Across the entries, how many lines have the string "Jarosławskiego" in them? Reply with only a number.
##### Available data
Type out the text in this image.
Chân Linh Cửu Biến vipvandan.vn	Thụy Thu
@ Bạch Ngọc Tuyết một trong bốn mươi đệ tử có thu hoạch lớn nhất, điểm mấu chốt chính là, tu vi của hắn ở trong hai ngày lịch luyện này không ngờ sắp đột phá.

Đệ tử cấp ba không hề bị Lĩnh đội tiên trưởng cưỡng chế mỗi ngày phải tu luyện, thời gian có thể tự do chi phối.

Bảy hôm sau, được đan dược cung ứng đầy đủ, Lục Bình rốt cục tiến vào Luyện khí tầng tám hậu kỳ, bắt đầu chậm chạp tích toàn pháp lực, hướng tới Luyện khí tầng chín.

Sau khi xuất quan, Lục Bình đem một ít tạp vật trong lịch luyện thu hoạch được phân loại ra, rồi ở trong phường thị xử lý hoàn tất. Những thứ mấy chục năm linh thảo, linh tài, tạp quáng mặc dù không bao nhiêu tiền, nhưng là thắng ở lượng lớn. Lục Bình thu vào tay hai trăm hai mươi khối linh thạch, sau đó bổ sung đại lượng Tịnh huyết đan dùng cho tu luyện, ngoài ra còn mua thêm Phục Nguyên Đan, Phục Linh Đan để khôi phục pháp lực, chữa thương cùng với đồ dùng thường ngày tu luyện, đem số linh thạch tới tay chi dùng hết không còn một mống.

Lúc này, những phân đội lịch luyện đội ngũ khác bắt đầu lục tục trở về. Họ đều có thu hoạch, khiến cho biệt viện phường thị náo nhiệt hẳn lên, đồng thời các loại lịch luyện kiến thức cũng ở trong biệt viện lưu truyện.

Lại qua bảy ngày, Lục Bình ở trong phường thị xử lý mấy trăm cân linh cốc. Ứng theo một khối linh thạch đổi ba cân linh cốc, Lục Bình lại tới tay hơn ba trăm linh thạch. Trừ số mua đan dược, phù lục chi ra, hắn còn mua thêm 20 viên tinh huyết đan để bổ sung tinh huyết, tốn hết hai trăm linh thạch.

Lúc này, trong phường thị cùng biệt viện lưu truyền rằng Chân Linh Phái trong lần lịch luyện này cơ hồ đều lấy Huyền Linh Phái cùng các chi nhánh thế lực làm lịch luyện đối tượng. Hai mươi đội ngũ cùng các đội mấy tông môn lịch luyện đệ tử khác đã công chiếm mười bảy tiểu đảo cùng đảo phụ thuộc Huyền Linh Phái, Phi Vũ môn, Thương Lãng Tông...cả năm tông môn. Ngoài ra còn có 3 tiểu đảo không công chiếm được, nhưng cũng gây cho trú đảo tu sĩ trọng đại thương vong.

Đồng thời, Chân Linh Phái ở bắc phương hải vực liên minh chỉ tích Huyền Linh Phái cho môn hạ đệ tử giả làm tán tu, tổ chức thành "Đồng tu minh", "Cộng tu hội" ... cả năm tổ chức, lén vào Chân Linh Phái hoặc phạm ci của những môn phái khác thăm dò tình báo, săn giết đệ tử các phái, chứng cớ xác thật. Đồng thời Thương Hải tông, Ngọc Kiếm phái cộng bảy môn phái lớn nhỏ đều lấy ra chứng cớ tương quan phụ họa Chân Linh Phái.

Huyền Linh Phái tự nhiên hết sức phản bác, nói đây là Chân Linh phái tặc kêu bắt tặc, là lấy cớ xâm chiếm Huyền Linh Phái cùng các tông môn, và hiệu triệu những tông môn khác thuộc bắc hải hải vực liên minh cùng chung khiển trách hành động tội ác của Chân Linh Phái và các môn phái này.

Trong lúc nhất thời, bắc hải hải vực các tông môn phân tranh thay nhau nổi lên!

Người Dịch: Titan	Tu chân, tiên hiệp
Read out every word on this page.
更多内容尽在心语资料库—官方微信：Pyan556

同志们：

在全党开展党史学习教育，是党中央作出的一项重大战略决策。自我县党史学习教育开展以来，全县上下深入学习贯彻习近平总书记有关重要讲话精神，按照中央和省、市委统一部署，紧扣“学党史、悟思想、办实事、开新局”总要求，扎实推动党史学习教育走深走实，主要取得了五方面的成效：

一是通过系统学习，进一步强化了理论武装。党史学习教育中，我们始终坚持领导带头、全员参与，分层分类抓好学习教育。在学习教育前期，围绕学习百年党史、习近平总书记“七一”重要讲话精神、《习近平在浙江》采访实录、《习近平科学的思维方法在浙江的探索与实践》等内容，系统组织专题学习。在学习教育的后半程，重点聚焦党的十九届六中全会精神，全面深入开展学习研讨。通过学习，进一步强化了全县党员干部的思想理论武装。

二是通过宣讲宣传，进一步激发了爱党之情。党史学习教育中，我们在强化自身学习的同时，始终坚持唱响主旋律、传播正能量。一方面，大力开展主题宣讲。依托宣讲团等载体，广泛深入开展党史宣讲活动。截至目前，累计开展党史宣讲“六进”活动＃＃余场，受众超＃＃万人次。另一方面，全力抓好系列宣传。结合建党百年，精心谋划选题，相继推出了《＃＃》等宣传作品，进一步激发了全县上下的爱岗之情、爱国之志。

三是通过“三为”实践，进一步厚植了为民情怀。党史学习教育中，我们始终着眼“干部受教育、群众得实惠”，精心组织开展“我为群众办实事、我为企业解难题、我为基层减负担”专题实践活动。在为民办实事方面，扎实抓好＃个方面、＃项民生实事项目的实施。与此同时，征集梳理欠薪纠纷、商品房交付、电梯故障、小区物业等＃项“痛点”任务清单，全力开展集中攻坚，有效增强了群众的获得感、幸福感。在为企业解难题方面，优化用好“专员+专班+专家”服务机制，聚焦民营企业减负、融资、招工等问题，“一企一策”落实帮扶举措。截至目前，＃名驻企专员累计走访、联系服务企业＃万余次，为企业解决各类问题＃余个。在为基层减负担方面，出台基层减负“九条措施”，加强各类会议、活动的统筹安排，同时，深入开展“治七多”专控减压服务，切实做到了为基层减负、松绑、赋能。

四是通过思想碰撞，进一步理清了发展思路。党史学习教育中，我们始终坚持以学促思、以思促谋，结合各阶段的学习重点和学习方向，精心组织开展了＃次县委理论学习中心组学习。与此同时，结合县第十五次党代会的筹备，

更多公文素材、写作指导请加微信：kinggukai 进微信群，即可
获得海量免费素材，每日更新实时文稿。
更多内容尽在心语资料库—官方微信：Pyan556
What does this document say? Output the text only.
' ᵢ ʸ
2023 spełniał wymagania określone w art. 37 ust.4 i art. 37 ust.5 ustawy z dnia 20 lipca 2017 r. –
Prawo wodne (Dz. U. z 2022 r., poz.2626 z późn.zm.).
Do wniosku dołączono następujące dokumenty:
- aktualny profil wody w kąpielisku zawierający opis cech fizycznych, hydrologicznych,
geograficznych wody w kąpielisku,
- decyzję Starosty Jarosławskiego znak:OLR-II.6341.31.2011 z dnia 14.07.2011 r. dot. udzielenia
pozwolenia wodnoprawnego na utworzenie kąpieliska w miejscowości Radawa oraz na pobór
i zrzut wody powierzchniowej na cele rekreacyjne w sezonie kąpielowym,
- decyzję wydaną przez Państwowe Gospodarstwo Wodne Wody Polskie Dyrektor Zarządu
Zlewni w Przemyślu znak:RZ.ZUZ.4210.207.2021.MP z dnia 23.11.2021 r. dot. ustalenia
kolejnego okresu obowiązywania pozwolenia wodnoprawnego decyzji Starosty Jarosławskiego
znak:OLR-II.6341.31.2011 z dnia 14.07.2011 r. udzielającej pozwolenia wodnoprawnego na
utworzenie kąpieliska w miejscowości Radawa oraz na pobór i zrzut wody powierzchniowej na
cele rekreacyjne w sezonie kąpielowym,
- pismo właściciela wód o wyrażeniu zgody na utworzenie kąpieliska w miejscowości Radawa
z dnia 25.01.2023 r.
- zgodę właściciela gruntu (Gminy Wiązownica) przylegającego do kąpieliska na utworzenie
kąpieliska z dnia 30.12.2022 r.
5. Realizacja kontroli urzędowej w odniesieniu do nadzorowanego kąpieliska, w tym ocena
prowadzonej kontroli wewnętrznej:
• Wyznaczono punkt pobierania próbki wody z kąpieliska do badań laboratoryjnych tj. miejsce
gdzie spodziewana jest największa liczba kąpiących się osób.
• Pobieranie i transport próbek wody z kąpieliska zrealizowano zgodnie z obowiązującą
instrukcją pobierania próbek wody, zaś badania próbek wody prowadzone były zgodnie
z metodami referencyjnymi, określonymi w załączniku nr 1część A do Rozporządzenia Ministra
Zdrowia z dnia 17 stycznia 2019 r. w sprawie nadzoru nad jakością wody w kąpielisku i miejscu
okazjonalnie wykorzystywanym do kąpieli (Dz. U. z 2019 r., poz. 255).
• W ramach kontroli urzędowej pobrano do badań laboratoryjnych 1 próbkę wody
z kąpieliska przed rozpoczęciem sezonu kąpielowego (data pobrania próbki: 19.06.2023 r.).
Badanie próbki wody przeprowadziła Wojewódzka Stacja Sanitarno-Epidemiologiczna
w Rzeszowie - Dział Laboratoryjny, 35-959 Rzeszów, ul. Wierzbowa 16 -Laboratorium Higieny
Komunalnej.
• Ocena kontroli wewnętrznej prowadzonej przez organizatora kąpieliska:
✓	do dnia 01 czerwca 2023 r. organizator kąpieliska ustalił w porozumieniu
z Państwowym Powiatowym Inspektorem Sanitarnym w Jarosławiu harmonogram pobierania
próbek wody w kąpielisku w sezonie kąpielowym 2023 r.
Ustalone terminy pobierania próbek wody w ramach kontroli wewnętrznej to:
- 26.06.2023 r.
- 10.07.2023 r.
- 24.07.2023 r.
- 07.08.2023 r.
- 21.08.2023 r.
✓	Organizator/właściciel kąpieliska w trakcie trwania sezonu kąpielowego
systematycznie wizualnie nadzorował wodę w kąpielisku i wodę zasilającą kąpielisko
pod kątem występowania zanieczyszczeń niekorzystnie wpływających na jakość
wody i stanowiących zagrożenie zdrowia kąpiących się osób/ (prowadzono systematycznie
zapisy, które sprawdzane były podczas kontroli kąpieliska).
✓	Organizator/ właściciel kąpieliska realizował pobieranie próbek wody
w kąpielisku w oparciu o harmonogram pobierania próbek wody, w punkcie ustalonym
##########
» Exercise result
2